Written task — Pick out each line containing the string "authorized".

Supplied records —
+ + + + +

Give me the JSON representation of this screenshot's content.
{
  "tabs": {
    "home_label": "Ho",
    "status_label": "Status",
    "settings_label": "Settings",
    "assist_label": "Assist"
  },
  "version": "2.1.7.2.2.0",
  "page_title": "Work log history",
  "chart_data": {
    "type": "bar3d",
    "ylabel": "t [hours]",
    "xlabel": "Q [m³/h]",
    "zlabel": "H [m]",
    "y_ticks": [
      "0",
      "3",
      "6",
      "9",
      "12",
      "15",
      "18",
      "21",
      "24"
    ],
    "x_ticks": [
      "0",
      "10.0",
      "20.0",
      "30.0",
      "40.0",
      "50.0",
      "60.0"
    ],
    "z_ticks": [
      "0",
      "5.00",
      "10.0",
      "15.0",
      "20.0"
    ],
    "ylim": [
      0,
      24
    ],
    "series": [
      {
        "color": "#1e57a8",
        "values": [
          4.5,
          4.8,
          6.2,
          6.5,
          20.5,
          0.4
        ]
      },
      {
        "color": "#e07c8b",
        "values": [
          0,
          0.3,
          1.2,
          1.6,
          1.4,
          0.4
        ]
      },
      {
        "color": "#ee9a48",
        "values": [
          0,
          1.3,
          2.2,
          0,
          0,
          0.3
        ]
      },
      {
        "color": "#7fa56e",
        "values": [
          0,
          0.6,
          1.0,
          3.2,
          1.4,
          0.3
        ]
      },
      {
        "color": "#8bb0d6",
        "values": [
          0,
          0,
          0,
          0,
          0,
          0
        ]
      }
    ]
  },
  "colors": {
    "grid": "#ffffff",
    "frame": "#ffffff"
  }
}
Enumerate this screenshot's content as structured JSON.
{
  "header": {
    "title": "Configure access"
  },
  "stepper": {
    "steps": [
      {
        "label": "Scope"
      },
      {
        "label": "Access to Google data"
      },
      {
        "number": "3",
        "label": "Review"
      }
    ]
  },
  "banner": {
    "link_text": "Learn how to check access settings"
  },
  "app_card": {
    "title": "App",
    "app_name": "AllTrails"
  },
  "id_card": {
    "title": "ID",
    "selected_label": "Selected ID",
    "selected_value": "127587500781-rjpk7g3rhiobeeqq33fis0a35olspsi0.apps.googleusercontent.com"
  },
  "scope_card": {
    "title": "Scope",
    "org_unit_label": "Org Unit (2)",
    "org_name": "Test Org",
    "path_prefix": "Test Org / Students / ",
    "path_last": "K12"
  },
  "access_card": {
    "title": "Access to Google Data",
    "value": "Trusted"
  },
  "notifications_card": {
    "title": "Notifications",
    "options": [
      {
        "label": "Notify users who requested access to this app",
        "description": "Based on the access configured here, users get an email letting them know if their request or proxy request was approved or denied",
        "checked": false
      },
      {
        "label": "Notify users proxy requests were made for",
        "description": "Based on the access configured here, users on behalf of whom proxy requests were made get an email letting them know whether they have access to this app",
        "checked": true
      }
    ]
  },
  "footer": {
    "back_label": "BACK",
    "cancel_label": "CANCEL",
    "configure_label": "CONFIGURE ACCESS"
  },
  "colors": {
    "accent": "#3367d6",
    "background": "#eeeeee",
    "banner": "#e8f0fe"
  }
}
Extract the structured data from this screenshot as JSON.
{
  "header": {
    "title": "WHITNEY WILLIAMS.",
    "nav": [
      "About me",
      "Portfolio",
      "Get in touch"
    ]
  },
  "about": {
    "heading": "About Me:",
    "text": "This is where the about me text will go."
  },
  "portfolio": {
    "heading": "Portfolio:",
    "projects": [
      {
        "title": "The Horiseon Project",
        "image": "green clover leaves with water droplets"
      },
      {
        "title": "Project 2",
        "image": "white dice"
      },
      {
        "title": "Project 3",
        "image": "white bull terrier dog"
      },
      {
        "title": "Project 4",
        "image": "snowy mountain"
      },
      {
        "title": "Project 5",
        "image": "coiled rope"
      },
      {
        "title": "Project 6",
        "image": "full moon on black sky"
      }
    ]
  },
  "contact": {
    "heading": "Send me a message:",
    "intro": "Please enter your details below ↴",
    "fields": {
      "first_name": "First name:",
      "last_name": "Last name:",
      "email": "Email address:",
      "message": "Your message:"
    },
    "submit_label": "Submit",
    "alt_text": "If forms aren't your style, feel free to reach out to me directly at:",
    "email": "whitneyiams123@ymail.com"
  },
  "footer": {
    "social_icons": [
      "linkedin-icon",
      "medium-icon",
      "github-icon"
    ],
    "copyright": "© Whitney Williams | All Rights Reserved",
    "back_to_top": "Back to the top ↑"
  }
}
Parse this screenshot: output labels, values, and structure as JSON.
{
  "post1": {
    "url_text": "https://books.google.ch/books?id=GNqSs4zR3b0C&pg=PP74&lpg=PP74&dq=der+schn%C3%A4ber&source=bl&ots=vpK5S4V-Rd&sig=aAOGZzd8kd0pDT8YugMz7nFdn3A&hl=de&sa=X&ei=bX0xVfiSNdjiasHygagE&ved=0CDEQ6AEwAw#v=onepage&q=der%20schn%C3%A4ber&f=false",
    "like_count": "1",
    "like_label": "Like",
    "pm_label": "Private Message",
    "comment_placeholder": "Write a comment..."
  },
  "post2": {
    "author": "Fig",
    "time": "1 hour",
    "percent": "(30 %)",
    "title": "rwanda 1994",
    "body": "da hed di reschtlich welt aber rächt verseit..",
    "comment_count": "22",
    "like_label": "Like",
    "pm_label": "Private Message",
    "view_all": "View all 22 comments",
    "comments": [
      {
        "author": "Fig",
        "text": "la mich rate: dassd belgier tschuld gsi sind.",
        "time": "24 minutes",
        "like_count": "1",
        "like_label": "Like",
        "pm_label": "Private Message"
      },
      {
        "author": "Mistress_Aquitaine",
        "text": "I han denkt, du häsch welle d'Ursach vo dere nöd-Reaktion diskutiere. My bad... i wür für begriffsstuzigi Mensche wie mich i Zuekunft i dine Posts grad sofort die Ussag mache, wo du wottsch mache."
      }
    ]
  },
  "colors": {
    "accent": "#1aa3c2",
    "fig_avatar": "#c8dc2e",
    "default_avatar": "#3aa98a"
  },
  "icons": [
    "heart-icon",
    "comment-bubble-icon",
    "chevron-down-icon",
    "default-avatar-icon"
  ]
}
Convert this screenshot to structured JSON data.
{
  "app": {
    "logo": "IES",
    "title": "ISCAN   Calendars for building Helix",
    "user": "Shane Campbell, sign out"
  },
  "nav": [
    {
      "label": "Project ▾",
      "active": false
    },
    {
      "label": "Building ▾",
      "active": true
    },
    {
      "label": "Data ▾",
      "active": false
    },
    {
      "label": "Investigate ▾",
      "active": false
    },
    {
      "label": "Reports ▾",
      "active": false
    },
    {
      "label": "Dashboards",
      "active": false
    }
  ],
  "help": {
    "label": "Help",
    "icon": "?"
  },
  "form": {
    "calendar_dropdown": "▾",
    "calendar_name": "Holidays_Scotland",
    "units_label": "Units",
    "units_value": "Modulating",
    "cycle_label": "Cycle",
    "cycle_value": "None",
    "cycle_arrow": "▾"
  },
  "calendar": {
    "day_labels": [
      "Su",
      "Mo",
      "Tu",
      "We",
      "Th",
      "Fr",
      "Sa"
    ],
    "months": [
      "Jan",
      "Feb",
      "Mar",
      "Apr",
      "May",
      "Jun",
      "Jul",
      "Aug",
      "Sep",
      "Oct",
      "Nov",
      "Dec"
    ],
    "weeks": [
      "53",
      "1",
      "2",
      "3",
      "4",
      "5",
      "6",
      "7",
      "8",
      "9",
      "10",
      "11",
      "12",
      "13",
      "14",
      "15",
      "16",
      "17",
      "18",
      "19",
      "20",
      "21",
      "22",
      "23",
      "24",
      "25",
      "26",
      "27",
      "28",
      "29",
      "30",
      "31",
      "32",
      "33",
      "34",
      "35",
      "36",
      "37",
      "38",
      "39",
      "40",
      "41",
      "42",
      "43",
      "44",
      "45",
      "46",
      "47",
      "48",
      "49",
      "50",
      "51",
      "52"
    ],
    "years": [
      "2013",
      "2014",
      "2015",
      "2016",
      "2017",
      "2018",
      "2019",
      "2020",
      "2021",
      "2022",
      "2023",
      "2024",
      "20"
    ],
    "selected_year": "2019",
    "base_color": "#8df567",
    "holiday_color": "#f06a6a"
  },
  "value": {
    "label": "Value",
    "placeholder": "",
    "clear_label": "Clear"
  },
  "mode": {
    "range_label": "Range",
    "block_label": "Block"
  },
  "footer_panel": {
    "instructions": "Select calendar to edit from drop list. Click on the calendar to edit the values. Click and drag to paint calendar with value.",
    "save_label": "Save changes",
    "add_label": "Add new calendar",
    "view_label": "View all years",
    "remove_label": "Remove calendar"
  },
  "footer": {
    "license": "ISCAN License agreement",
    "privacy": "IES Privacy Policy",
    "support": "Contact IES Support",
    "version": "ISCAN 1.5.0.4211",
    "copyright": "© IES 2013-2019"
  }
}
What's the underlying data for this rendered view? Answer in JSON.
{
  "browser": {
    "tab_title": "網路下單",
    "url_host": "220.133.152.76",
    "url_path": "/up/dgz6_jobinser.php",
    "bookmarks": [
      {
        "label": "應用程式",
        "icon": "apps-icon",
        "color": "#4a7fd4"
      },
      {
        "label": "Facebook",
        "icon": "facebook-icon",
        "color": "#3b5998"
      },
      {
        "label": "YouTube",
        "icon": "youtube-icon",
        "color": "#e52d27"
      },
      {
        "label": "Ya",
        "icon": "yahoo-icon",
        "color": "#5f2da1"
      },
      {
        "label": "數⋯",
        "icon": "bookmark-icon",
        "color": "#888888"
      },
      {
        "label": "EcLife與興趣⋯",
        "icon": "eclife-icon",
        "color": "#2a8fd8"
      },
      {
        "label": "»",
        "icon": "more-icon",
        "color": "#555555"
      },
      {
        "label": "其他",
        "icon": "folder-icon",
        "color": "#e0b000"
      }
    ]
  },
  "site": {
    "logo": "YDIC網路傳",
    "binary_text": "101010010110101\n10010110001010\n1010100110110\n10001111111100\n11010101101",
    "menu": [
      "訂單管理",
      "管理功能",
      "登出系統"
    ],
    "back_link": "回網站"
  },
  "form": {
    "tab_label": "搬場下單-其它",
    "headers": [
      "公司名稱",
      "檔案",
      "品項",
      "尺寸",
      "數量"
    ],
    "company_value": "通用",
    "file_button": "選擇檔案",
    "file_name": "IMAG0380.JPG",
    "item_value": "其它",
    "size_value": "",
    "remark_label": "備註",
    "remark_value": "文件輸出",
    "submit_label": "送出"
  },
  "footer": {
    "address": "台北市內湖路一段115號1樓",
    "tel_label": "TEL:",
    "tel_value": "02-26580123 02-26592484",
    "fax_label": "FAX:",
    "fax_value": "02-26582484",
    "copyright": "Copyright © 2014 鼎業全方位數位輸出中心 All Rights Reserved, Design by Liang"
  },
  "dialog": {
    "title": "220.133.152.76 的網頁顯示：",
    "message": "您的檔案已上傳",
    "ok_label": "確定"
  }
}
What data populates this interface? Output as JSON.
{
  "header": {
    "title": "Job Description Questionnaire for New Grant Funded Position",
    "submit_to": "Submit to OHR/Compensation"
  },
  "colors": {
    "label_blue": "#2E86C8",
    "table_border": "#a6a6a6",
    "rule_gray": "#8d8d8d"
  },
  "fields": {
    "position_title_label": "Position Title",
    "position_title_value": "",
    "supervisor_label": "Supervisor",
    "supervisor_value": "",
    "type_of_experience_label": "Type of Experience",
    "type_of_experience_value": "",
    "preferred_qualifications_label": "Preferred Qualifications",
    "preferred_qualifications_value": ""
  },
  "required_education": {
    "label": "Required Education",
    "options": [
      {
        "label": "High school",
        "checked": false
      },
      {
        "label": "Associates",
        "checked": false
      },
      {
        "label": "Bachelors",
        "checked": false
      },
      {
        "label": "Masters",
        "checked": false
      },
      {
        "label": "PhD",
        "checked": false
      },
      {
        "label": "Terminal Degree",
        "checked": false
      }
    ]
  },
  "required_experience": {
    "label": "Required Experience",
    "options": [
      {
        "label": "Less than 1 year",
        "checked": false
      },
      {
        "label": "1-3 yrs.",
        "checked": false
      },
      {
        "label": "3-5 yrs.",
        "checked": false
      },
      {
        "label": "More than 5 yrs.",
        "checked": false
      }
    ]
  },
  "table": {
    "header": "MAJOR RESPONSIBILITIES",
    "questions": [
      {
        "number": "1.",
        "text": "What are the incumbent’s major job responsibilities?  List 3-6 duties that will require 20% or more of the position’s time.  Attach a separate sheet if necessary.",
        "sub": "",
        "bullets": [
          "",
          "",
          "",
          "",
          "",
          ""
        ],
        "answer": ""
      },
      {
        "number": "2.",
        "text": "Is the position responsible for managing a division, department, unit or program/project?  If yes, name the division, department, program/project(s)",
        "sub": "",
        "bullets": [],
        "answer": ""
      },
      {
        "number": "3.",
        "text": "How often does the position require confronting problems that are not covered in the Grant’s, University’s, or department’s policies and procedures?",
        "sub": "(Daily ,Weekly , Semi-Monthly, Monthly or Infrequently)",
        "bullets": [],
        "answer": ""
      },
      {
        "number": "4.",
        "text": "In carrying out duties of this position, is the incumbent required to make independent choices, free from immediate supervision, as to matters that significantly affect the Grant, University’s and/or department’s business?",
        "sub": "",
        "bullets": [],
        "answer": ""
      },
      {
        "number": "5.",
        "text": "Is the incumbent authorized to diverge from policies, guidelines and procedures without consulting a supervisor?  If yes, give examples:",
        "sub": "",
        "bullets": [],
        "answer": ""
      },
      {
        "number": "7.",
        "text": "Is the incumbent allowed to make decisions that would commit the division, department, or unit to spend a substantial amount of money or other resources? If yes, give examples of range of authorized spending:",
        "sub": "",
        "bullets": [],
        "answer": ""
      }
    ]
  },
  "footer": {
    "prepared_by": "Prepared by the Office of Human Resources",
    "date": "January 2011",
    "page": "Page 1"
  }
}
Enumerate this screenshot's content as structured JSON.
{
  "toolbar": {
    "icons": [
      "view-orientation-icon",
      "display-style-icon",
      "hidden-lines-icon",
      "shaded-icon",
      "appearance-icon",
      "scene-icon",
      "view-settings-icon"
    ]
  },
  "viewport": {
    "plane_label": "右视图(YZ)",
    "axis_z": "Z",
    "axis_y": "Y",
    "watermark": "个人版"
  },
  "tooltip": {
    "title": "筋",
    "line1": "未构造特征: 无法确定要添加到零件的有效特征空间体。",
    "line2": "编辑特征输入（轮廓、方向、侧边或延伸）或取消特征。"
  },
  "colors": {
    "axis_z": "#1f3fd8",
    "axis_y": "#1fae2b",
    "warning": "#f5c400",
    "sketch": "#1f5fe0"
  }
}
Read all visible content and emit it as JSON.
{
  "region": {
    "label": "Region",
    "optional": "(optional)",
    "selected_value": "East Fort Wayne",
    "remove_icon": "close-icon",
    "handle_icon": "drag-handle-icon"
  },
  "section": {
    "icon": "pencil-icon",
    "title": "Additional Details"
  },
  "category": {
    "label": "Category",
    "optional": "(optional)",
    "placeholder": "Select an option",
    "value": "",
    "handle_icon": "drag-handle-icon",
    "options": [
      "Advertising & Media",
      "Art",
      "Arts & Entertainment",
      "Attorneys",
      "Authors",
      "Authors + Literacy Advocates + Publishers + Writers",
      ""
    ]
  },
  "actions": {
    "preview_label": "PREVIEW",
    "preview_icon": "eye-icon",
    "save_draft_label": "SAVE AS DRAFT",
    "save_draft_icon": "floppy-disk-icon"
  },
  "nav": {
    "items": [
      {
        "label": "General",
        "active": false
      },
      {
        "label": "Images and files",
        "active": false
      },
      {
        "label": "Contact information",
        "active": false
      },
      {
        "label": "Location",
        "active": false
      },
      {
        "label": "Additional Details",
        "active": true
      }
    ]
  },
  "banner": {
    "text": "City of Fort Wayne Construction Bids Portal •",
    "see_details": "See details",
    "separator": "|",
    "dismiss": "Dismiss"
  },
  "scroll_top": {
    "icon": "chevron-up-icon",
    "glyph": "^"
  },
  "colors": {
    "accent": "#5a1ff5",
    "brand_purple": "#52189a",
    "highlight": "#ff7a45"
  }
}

+ + + + +

Written reply —
        "text": "Is the incumbent authorized to diverge from policies, guidelines and procedures without consulting a supervisor?  If yes, give examples:",
        "text": "Is the incumbent allowed to make decisions that would commit the division, department, or unit to spend a substantial amount of money or other resources? If yes, give examples of range of authorized spending:",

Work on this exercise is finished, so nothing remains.